## Task material
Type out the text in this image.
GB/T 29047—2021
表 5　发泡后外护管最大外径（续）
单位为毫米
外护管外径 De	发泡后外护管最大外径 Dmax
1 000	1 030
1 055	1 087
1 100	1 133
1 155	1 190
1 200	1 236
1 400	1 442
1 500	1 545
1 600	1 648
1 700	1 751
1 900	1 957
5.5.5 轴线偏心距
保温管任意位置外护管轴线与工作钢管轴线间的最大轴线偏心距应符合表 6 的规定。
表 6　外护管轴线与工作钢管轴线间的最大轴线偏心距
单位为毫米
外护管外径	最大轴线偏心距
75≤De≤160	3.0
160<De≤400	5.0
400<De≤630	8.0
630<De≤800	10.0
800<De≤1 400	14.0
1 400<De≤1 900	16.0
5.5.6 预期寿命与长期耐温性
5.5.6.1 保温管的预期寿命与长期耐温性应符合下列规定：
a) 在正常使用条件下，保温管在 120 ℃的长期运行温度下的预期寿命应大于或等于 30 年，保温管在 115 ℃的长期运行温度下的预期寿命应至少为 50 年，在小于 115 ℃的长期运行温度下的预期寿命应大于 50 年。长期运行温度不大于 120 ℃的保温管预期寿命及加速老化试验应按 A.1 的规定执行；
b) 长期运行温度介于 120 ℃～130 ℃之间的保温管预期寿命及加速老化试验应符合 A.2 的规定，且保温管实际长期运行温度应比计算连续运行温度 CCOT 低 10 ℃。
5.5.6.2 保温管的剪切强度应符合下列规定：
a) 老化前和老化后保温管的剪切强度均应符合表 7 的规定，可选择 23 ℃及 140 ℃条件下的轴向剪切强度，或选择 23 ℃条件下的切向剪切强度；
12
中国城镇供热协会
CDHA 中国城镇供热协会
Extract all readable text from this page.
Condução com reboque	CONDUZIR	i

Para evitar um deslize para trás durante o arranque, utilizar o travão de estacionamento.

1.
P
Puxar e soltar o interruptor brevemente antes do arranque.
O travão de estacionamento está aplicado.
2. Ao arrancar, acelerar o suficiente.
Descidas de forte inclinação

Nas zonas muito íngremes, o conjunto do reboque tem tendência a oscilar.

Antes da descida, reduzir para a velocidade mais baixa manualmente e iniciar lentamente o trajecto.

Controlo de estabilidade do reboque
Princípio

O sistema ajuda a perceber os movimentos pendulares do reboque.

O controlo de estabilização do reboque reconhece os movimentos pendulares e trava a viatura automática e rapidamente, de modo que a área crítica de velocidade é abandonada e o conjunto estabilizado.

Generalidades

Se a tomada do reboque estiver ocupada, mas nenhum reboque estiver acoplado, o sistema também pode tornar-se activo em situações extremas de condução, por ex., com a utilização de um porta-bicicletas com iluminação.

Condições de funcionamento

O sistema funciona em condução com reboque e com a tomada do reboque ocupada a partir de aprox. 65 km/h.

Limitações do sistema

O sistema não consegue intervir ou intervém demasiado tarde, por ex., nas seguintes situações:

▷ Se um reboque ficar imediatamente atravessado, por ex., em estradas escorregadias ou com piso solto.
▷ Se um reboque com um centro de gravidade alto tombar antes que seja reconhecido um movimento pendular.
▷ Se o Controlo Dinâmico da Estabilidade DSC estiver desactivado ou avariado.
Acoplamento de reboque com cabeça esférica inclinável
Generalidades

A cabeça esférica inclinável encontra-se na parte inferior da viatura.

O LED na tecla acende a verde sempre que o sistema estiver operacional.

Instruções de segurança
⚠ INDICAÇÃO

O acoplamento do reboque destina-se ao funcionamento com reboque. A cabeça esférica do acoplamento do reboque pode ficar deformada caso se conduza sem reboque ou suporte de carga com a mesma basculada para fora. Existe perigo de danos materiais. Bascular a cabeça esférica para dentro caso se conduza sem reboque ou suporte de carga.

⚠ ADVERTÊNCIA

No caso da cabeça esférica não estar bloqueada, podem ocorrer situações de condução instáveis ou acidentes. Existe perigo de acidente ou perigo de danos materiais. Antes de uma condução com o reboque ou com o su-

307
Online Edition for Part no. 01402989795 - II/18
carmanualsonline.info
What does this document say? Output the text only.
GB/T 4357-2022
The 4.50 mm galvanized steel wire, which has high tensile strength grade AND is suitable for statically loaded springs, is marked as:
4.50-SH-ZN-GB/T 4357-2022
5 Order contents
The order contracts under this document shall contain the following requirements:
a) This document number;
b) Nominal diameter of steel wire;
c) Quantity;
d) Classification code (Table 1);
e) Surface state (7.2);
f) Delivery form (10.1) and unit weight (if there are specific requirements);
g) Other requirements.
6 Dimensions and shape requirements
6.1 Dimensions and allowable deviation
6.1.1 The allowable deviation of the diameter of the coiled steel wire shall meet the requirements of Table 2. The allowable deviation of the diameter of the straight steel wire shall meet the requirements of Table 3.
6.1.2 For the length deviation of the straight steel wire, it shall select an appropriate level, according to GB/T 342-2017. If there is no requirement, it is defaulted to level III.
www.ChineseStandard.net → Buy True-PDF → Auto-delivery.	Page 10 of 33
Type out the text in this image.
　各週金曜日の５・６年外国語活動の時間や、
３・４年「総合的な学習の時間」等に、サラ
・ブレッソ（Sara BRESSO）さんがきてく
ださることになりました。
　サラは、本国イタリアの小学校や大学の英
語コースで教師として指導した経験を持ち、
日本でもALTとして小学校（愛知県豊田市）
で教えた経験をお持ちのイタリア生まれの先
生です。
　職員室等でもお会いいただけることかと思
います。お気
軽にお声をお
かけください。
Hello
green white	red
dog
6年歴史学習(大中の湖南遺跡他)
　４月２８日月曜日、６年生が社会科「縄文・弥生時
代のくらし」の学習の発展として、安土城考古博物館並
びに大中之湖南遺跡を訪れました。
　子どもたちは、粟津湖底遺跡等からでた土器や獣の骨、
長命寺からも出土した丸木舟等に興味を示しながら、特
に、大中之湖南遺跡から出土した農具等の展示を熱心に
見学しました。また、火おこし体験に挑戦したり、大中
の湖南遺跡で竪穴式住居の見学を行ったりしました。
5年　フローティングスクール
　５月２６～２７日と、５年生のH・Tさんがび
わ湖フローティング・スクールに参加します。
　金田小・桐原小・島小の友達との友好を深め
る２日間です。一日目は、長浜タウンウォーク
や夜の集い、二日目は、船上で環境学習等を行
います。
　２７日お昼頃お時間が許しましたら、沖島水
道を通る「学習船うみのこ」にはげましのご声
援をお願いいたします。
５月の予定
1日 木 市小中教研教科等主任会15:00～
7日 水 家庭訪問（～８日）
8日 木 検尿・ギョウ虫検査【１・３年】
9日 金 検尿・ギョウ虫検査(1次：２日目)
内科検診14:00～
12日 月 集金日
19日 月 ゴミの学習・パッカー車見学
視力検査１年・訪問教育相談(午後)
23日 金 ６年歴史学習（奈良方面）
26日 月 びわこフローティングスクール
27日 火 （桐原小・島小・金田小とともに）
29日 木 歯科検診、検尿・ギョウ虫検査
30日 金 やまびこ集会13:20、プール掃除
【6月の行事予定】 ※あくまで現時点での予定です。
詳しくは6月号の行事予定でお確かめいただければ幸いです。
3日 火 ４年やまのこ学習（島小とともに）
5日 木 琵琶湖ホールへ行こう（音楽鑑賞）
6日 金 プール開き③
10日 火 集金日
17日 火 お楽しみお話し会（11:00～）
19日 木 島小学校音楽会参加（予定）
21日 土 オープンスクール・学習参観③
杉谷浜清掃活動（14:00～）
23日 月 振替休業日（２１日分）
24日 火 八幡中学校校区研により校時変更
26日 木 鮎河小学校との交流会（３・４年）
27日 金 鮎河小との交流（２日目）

## Aim
Every record above must be duplicated exactly.

## Correct response
Type out the text in this image.
GB/T 29047—2021
表 5　发泡后外护管最大外径（续）
单位为毫米
外护管外径 De	发泡后外护管最大外径 Dmax
1 000	1 030
1 055	1 087
1 100	1 133
1 155	1 190
1 200	1 236
1 400	1 442
1 500	1 545
1 600	1 648
1 700	1 751
1 900	1 957
5.5.5 轴线偏心距
保温管任意位置外护管轴线与工作钢管轴线间的最大轴线偏心距应符合表 6 的规定。
表 6　外护管轴线与工作钢管轴线间的最大轴线偏心距
单位为毫米
外护管外径	最大轴线偏心距
75≤De≤160	3.0
160<De≤400	5.0
400<De≤630	8.0
630<De≤800	10.0
800<De≤1 400	14.0
1 400<De≤1 900	16.0
5.5.6 预期寿命与长期耐温性
5.5.6.1 保温管的预期寿命与长期耐温性应符合下列规定：
a) 在正常使用条件下，保温管在 120 ℃的长期运行温度下的预期寿命应大于或等于 30 年，保温管在 115 ℃的长期运行温度下的预期寿命应至少为 50 年，在小于 115 ℃的长期运行温度下的预期寿命应大于 50 年。长期运行温度不大于 120 ℃的保温管预期寿命及加速老化试验应按 A.1 的规定执行；
b) 长期运行温度介于 120 ℃～130 ℃之间的保温管预期寿命及加速老化试验应符合 A.2 的规定，且保温管实际长期运行温度应比计算连续运行温度 CCOT 低 10 ℃。
5.5.6.2 保温管的剪切强度应符合下列规定：
a) 老化前和老化后保温管的剪切强度均应符合表 7 的规定，可选择 23 ℃及 140 ℃条件下的轴向剪切强度，或选择 23 ℃条件下的切向剪切强度；
12
中国城镇供热协会
CDHA 中国城镇供热协会
Extract all readable text from this page.
Condução com reboque	CONDUZIR	i

Para evitar um deslize para trás durante o arranque, utilizar o travão de estacionamento.

1.
P
Puxar e soltar o interruptor brevemente antes do arranque.
O travão de estacionamento está aplicado.
2. Ao arrancar, acelerar o suficiente.
Descidas de forte inclinação

Nas zonas muito íngremes, o conjunto do reboque tem tendência a oscilar.

Antes da descida, reduzir para a velocidade mais baixa manualmente e iniciar lentamente o trajecto.

Controlo de estabilidade do reboque
Princípio

O sistema ajuda a perceber os movimentos pendulares do reboque.

O controlo de estabilização do reboque reconhece os movimentos pendulares e trava a viatura automática e rapidamente, de modo que a área crítica de velocidade é abandonada e o conjunto estabilizado.

Generalidades

Se a tomada do reboque estiver ocupada, mas nenhum reboque estiver acoplado, o sistema também pode tornar-se activo em situações extremas de condução, por ex., com a utilização de um porta-bicicletas com iluminação.

Condições de funcionamento

O sistema funciona em condução com reboque e com a tomada do reboque ocupada a partir de aprox. 65 km/h.

Limitações do sistema

O sistema não consegue intervir ou intervém demasiado tarde, por ex., nas seguintes situações:

▷ Se um reboque ficar imediatamente atravessado, por ex., em estradas escorregadias ou com piso solto.
▷ Se um reboque com um centro de gravidade alto tombar antes que seja reconhecido um movimento pendular.
▷ Se o Controlo Dinâmico da Estabilidade DSC estiver desactivado ou avariado.
Acoplamento de reboque com cabeça esférica inclinável
Generalidades

A cabeça esférica inclinável encontra-se na parte inferior da viatura.

O LED na tecla acende a verde sempre que o sistema estiver operacional.

Instruções de segurança
⚠ INDICAÇÃO

O acoplamento do reboque destina-se ao funcionamento com reboque. A cabeça esférica do acoplamento do reboque pode ficar deformada caso se conduza sem reboque ou suporte de carga com a mesma basculada para fora. Existe perigo de danos materiais. Bascular a cabeça esférica para dentro caso se conduza sem reboque ou suporte de carga.

⚠ ADVERTÊNCIA

No caso da cabeça esférica não estar bloqueada, podem ocorrer situações de condução instáveis ou acidentes. Existe perigo de acidente ou perigo de danos materiais. Antes de uma condução com o reboque ou com o su-

307
Online Edition for Part no. 01402989795 - II/18
carmanualsonline.info
What does this document say? Output the text only.
GB/T 4357-2022
The 4.50 mm galvanized steel wire, which has high tensile strength grade AND is suitable for statically loaded springs, is marked as:
4.50-SH-ZN-GB/T 4357-2022
5 Order contents
The order contracts under this document shall contain the following requirements:
a) This document number;
b) Nominal diameter of steel wire;
c) Quantity;
d) Classification code (Table 1);
e) Surface state (7.2);
f) Delivery form (10.1) and unit weight (if there are specific requirements);
g) Other requirements.
6 Dimensions and shape requirements
6.1 Dimensions and allowable deviation
6.1.1 The allowable deviation of the diameter of the coiled steel wire shall meet the requirements of Table 2. The allowable deviation of the diameter of the straight steel wire shall meet the requirements of Table 3.
6.1.2 For the length deviation of the straight steel wire, it shall select an appropriate level, according to GB/T 342-2017. If there is no requirement, it is defaulted to level III.
www.ChineseStandard.net → Buy True-PDF → Auto-delivery.	Page 10 of 33
Type out the text in this image.
　各週金曜日の５・６年外国語活動の時間や、
３・４年「総合的な学習の時間」等に、サラ
・ブレッソ（Sara BRESSO）さんがきてく
ださることになりました。
　サラは、本国イタリアの小学校や大学の英
語コースで教師として指導した経験を持ち、
日本でもALTとして小学校（愛知県豊田市）
で教えた経験をお持ちのイタリア生まれの先
生です。
　職員室等でもお会いいただけることかと思
います。お気
軽にお声をお
かけください。
Hello
green white	red
dog
6年歴史学習(大中の湖南遺跡他)
　４月２８日月曜日、６年生が社会科「縄文・弥生時
代のくらし」の学習の発展として、安土城考古博物館並
びに大中之湖南遺跡を訪れました。
　子どもたちは、粟津湖底遺跡等からでた土器や獣の骨、
長命寺からも出土した丸木舟等に興味を示しながら、特
に、大中之湖南遺跡から出土した農具等の展示を熱心に
見学しました。また、火おこし体験に挑戦したり、大中
の湖南遺跡で竪穴式住居の見学を行ったりしました。
5年　フローティングスクール
　５月２６～２７日と、５年生のH・Tさんがび
わ湖フローティング・スクールに参加します。
　金田小・桐原小・島小の友達との友好を深め
る２日間です。一日目は、長浜タウンウォーク
や夜の集い、二日目は、船上で環境学習等を行
います。
　２７日お昼頃お時間が許しましたら、沖島水
道を通る「学習船うみのこ」にはげましのご声
援をお願いいたします。
５月の予定
1日 木 市小中教研教科等主任会15:00～
7日 水 家庭訪問（～８日）
8日 木 検尿・ギョウ虫検査【１・３年】
9日 金 検尿・ギョウ虫検査(1次：２日目)
内科検診14:00～
12日 月 集金日
19日 月 ゴミの学習・パッカー車見学
視力検査１年・訪問教育相談(午後)
23日 金 ６年歴史学習（奈良方面）
26日 月 びわこフローティングスクール
27日 火 （桐原小・島小・金田小とともに）
29日 木 歯科検診、検尿・ギョウ虫検査
30日 金 やまびこ集会13:20、プール掃除
【6月の行事予定】 ※あくまで現時点での予定です。
詳しくは6月号の行事予定でお確かめいただければ幸いです。
3日 火 ４年やまのこ学習（島小とともに）
5日 木 琵琶湖ホールへ行こう（音楽鑑賞）
6日 金 プール開き③
10日 火 集金日
17日 火 お楽しみお話し会（11:00～）
19日 木 島小学校音楽会参加（予定）
21日 土 オープンスクール・学習参観③
杉谷浜清掃活動（14:00～）
23日 月 振替休業日（２１日分）
24日 火 八幡中学校校区研により校時変更
26日 木 鮎河小学校との交流会（３・４年）
27日 金 鮎河小との交流（２日目）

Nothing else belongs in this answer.